Task prompt
Return each line containing the string "display".

(Collected data entries)
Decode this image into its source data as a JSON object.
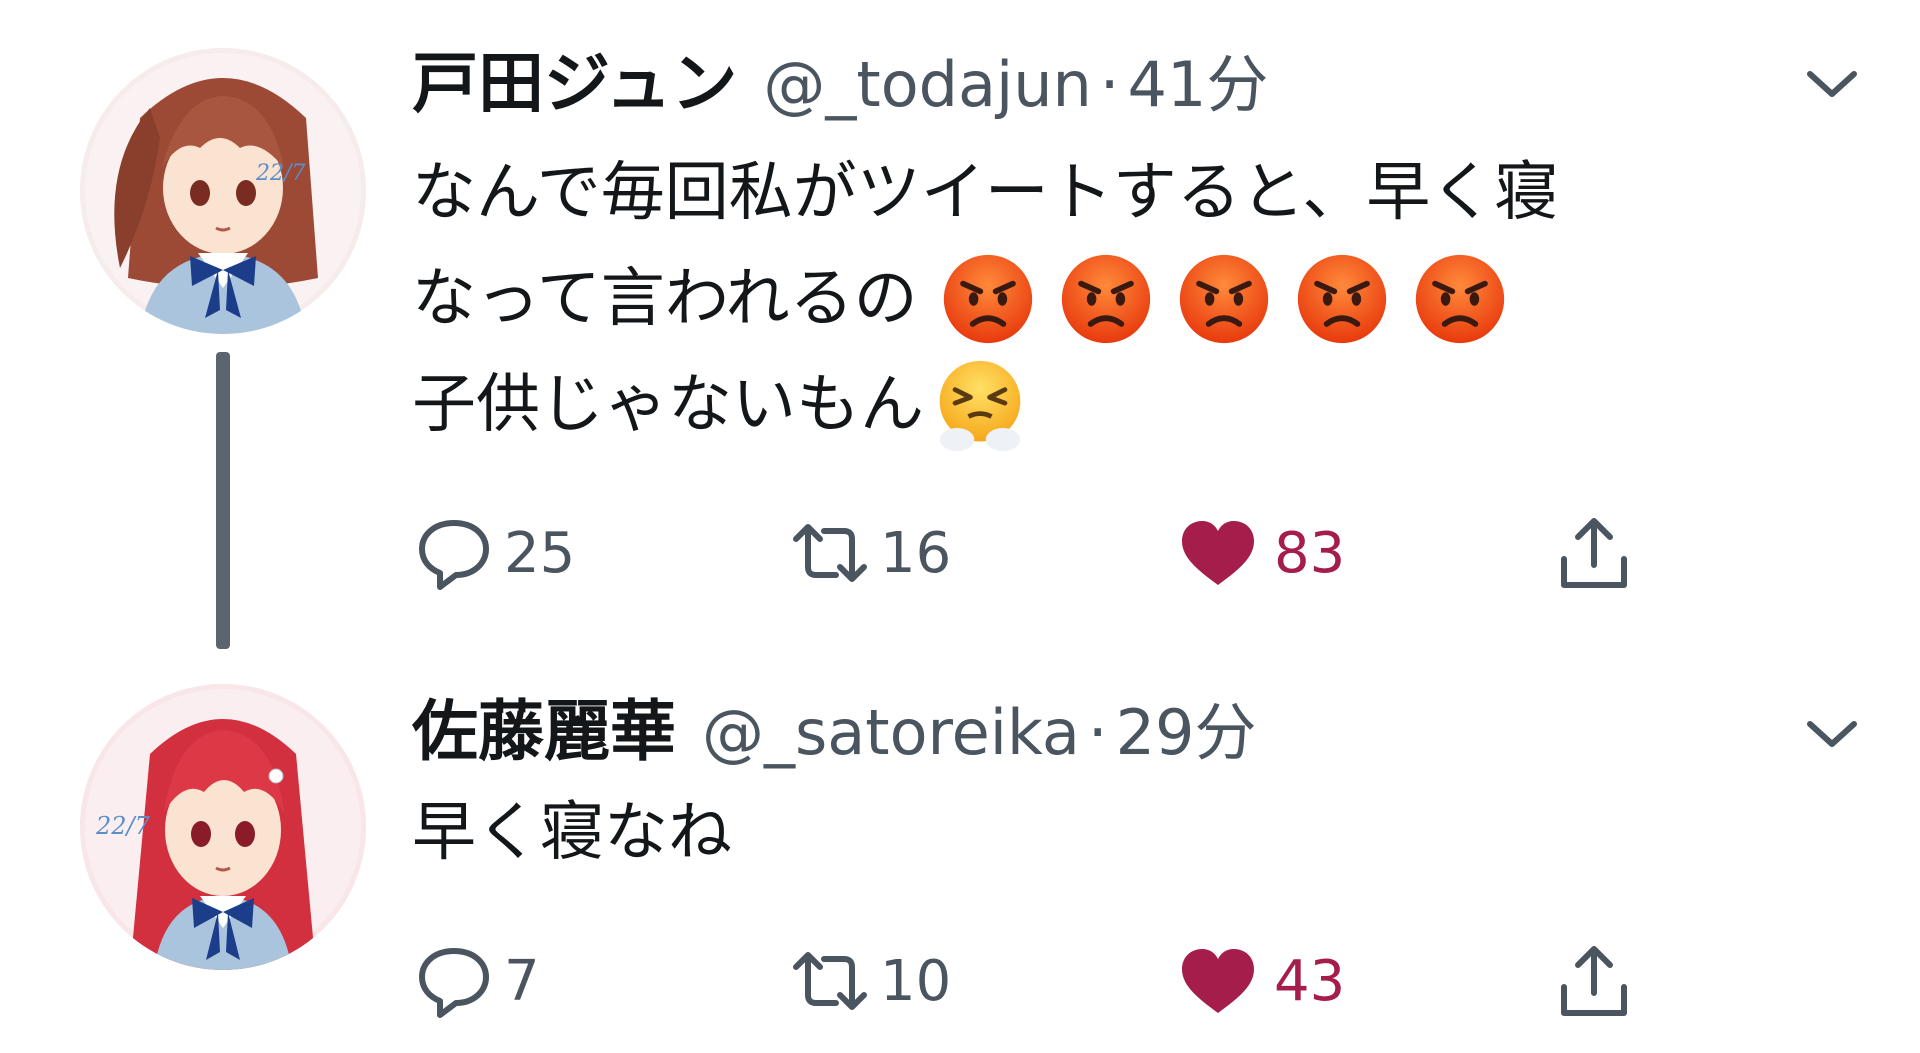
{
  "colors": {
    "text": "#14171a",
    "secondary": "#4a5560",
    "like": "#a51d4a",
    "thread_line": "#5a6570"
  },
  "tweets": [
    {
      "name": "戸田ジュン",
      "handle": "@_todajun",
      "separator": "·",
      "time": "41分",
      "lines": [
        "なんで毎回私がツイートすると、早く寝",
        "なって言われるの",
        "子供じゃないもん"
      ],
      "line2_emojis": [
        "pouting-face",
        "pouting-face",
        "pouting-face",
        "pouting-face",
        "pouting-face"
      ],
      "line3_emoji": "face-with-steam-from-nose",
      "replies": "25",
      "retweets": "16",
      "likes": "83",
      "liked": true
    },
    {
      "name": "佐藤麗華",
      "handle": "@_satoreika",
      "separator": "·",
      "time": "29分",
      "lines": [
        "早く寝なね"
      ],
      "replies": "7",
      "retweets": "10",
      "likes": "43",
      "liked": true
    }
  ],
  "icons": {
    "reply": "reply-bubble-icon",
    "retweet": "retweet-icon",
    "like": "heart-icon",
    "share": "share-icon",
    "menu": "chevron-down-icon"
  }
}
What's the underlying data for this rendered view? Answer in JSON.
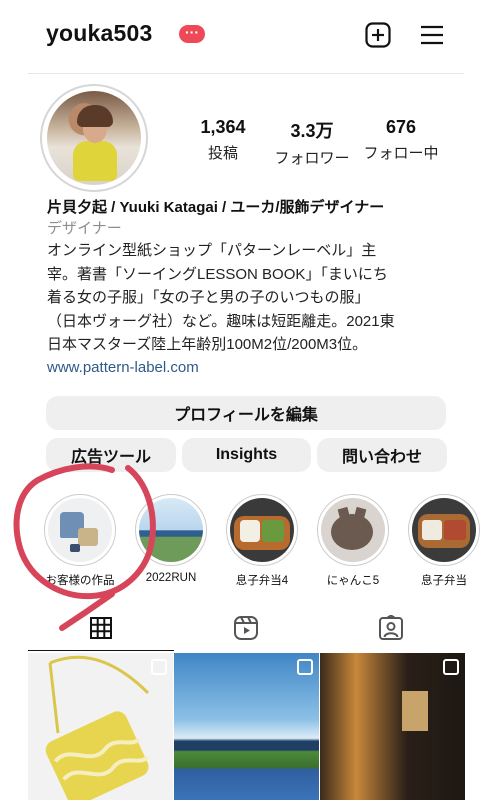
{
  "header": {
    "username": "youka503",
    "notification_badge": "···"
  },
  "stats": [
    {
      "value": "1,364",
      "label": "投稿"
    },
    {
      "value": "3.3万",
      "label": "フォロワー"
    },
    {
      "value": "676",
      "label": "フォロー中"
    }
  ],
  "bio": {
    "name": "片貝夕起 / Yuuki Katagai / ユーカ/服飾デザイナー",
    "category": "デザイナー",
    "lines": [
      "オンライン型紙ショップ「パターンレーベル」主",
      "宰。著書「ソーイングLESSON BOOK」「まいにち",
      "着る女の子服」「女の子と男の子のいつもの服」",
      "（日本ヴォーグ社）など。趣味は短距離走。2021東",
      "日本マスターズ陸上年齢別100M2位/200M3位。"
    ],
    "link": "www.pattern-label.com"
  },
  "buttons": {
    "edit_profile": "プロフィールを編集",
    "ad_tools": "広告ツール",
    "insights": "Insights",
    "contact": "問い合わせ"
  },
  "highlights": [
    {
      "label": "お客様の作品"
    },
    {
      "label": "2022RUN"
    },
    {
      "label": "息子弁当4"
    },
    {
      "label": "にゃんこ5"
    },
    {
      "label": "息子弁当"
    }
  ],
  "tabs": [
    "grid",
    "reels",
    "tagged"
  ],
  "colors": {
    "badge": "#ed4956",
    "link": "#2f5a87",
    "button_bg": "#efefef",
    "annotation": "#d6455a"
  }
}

* * *

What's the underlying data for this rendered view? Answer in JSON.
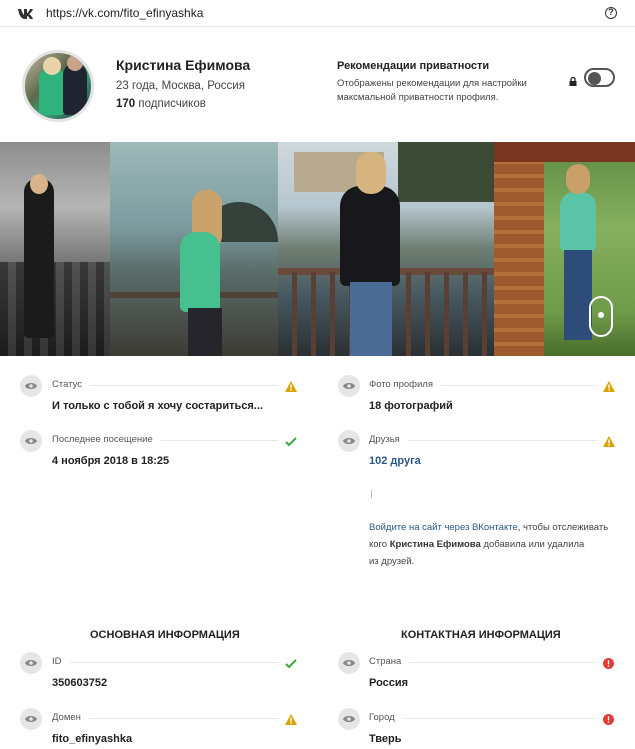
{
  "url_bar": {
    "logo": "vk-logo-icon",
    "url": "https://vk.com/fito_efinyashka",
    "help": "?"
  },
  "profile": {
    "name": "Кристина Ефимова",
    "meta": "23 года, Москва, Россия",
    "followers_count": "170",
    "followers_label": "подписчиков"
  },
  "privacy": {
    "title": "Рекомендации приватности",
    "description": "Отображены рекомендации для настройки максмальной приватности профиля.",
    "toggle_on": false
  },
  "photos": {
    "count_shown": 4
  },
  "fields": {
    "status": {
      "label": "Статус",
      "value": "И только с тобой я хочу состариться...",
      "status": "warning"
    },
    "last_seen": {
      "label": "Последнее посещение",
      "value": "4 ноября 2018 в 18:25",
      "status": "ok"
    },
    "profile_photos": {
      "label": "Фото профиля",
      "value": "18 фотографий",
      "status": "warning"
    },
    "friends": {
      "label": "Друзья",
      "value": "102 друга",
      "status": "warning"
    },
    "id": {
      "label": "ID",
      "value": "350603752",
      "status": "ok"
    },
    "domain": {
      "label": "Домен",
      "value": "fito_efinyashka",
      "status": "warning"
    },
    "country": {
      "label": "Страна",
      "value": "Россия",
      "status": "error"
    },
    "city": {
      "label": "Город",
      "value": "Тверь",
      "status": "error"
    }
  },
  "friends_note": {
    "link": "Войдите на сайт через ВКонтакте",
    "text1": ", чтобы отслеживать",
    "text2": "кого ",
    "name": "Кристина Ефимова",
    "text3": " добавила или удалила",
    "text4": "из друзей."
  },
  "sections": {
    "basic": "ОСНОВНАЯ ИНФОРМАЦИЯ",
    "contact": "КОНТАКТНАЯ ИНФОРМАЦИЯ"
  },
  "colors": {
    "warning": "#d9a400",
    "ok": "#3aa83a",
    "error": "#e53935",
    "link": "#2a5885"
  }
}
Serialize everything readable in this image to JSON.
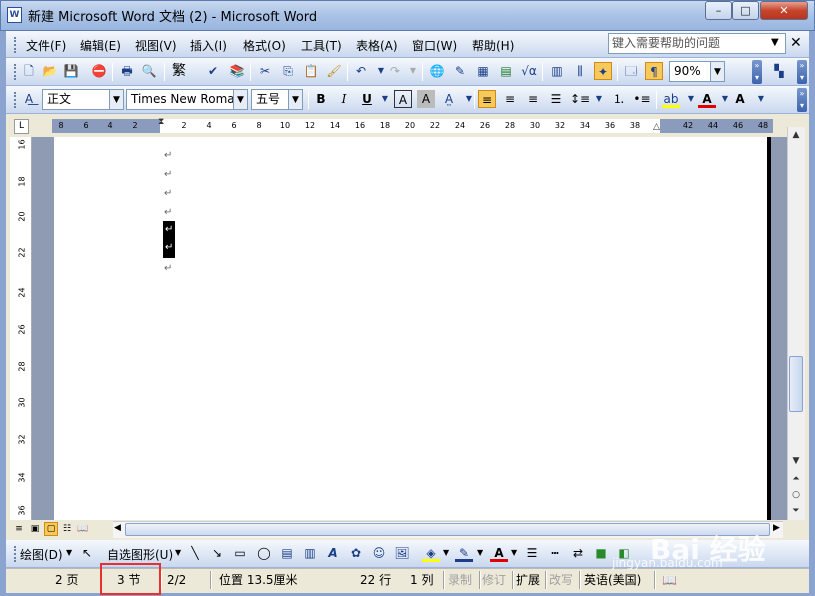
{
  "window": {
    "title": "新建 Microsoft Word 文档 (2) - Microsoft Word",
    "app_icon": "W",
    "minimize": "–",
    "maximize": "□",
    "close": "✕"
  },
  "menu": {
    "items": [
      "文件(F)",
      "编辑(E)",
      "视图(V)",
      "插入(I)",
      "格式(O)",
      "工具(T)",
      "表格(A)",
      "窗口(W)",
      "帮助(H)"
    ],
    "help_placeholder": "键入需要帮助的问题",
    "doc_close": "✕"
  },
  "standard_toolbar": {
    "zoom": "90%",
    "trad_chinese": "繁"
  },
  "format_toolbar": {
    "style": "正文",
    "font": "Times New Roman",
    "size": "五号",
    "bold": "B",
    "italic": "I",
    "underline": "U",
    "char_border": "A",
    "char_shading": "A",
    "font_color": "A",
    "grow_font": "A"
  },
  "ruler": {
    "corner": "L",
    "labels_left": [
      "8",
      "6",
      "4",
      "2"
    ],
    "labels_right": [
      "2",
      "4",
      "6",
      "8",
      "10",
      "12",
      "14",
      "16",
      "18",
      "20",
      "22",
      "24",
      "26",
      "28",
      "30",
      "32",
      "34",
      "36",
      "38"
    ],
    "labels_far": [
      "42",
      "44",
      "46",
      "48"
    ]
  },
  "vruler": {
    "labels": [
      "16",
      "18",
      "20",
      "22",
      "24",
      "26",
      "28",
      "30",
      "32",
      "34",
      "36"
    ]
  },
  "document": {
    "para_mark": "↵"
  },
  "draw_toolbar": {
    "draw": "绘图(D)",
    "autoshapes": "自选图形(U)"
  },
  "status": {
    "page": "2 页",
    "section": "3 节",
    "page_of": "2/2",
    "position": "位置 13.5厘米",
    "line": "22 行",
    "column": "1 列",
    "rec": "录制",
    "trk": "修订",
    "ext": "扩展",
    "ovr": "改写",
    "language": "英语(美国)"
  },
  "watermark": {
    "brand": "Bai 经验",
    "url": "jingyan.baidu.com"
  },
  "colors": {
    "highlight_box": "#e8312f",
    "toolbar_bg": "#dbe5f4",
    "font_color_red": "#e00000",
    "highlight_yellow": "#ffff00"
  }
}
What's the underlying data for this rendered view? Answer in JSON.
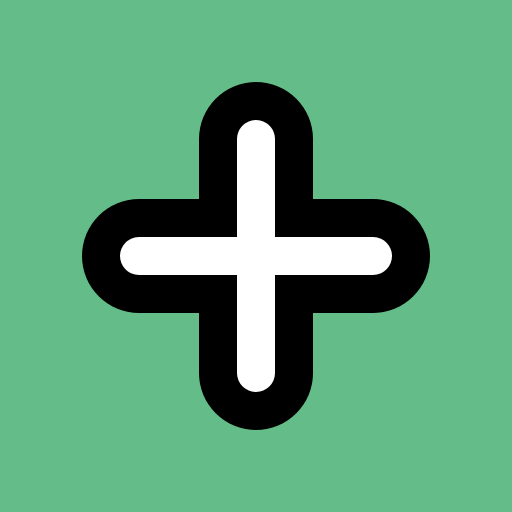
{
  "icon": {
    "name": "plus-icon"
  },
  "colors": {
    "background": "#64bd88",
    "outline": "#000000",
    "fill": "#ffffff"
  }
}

--

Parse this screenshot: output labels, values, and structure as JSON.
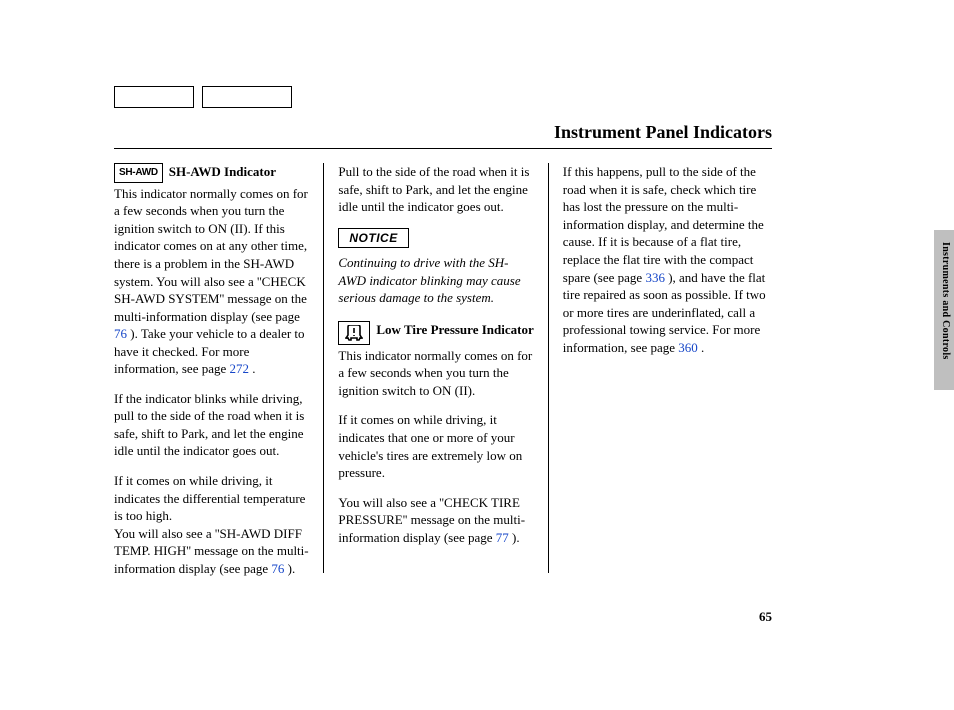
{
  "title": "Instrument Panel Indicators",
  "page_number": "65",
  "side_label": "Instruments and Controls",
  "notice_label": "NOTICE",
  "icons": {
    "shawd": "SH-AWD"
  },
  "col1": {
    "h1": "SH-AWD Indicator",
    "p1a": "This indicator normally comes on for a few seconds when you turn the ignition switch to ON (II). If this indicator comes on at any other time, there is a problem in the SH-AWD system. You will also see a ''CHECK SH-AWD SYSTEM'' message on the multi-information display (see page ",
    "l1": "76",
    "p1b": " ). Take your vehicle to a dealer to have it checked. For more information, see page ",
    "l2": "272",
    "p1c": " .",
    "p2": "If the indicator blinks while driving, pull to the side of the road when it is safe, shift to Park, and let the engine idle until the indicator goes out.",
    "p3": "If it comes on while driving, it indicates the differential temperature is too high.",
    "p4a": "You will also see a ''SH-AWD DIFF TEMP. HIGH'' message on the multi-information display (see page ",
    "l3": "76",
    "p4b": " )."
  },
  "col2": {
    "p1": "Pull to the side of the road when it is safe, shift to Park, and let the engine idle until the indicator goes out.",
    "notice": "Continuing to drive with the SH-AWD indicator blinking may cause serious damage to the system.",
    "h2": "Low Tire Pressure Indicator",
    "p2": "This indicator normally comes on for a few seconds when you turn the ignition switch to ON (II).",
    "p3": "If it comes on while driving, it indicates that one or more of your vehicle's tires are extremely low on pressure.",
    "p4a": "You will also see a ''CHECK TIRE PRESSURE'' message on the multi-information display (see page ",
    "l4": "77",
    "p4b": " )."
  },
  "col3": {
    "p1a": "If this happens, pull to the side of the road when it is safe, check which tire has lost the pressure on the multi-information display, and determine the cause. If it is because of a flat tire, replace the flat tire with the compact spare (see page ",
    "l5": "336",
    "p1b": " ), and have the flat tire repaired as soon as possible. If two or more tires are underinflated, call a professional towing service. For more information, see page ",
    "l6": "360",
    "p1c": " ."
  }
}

Finished answer
    "p1a": "This indicator normally comes on for a few seconds when you turn the ignition switch to ON (II). If this indicator comes on at any other time, there is a problem in the SH-AWD system. You will also see a ''CHECK SH-AWD SYSTEM'' message on the multi-information display (see page ",
    "p4a": "You will also see a ''SH-AWD DIFF TEMP. HIGH'' message on the multi-information display (see page ",
    "p4a": "You will also see a ''CHECK TIRE PRESSURE'' message on the multi-information display (see page ",
    "p1a": "If this happens, pull to the side of the road when it is safe, check which tire has lost the pressure on the multi-information display, and determine the cause. If it is because of a flat tire, replace the flat tire with the compact spare (see page ",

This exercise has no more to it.